■ TASK OBJECTIVE
Copy each line of the material below that includes the string "subtitle".

■ DATASET EXTRACT
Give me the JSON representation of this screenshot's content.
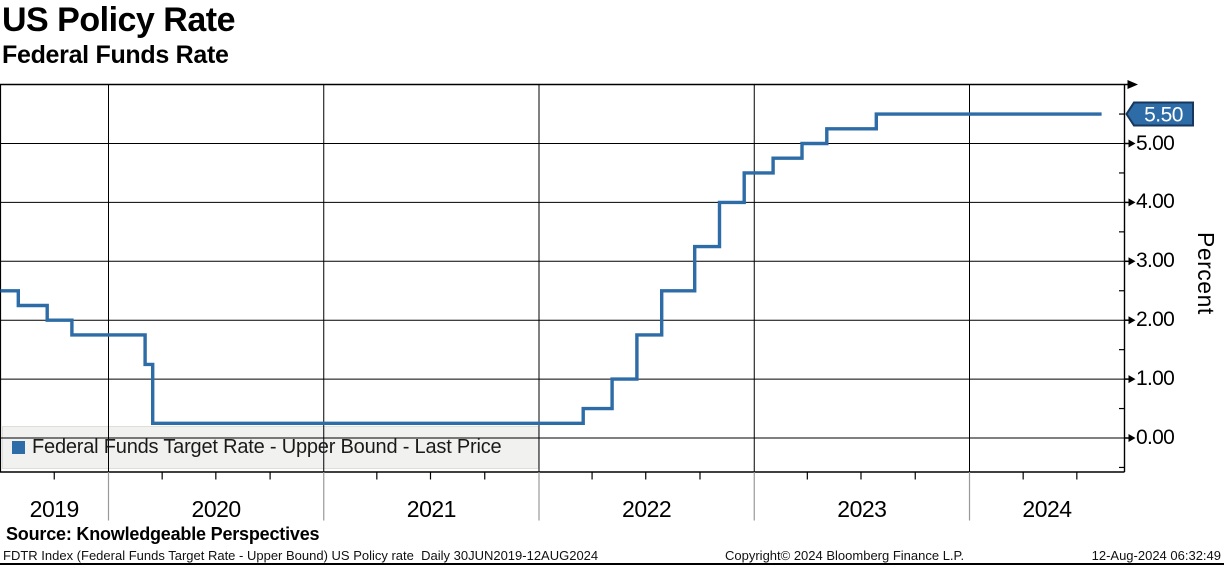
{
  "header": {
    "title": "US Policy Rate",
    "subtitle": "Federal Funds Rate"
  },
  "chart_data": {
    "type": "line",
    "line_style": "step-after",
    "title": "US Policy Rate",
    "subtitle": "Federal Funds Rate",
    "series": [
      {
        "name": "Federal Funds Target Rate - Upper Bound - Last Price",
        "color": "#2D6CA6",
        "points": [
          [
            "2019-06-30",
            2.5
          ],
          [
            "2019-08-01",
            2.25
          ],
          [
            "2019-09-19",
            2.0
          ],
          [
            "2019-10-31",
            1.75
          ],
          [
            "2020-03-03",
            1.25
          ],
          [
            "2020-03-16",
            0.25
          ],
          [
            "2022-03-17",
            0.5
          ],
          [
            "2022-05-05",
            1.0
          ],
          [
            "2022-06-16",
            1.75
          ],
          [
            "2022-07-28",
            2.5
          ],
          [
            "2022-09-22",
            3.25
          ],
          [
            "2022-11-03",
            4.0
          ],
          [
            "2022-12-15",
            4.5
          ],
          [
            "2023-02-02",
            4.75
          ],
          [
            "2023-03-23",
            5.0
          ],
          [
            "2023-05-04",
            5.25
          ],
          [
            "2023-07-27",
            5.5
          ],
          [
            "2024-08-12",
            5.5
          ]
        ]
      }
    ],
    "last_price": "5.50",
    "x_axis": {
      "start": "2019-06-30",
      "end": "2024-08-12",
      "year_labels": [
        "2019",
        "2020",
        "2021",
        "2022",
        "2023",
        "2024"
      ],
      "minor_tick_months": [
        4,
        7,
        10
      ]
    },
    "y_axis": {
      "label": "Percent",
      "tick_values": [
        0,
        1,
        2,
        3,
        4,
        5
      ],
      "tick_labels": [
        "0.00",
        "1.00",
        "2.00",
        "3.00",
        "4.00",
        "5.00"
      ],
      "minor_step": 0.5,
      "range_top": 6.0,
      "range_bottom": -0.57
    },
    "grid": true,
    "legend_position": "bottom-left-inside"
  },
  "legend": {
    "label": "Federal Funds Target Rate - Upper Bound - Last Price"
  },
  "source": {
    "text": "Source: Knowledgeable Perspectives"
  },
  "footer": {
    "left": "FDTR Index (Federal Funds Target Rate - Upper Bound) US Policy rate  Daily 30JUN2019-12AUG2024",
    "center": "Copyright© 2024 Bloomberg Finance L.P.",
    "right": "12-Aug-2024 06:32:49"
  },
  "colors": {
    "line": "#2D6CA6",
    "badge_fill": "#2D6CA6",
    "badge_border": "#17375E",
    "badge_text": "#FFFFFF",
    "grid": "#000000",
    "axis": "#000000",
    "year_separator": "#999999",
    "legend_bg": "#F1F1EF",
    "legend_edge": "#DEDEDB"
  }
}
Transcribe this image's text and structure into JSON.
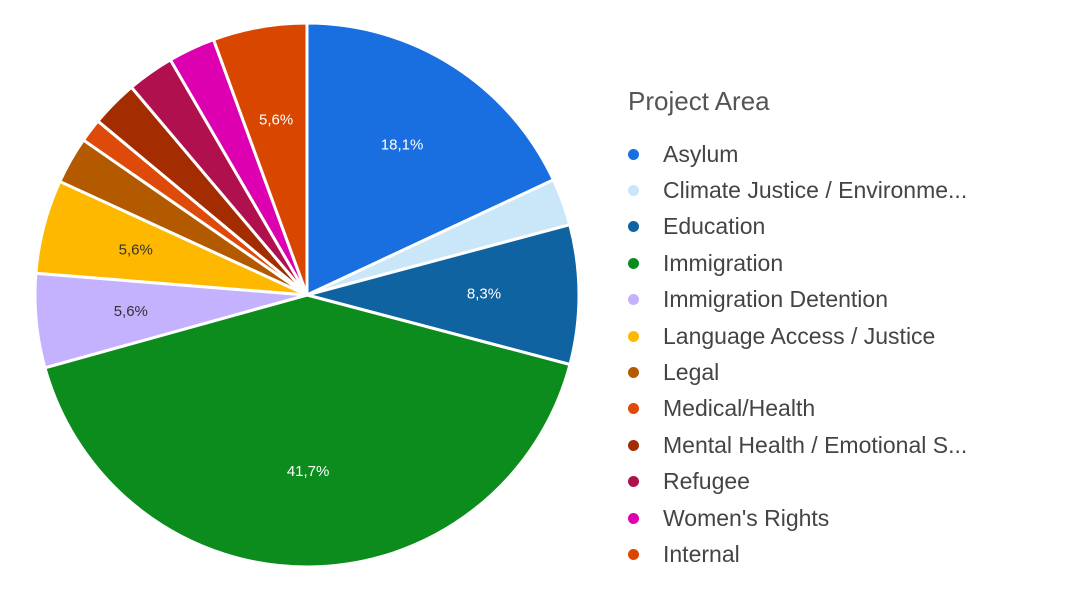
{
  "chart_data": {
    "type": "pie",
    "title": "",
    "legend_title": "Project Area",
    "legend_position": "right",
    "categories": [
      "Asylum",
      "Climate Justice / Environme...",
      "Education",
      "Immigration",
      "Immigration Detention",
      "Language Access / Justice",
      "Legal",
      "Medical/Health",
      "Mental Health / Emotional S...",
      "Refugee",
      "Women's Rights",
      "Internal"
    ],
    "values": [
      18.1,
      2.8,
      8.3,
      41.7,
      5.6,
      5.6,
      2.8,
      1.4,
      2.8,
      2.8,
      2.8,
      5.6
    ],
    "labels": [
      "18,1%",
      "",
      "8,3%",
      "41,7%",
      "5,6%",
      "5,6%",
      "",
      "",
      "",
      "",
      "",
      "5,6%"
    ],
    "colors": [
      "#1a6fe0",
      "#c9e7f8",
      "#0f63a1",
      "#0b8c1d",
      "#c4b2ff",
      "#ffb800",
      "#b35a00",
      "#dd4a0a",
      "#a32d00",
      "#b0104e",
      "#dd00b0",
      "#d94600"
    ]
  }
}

■ RESPONSE BELOW
    "subtitle": "Federal Funds Rate"
    "subtitle": "Federal Funds Rate",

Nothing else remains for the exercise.